To do:
1 – From the text on HTTP transport, list the two Exasol commands it uses, the format data is transferred in, and the optional compression.
2 – In the HTTP transport text, which module does PyExasol use to move HTTP communication and decompression onto a separate thread?

___ Text segment

HTTP Transport¶

The main purpose of HTTP transport is to reduce massive fetching overhead associated with large data sets (1M+ rows). It uses native Exasol commands EXPORT and IMPORT specifically designed to move large amounts of data. Data is transferred using CSV format with optional zlib compression.

This is a powerful tool which helps to bypass the creation of intermediate Python objects altogether and dramatically increases performance.

PyExasol offloads HTTP communication and decompression to a separate thread using the threading module. The main thread deals with a simple pipe opened in binary mode.

You may specify a custom callback function to read or write from the raw pipe and to apply complex logic. Use callback_params to pass additional parameters to the callback function (e.g. options for pandas).

______
___ Source data

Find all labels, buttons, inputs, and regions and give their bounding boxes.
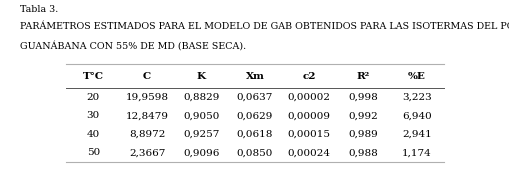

______

Answers for this exercise:
1 –
- EXPORT
- IMPORT
- CSV
- zlib

2 – The threading module.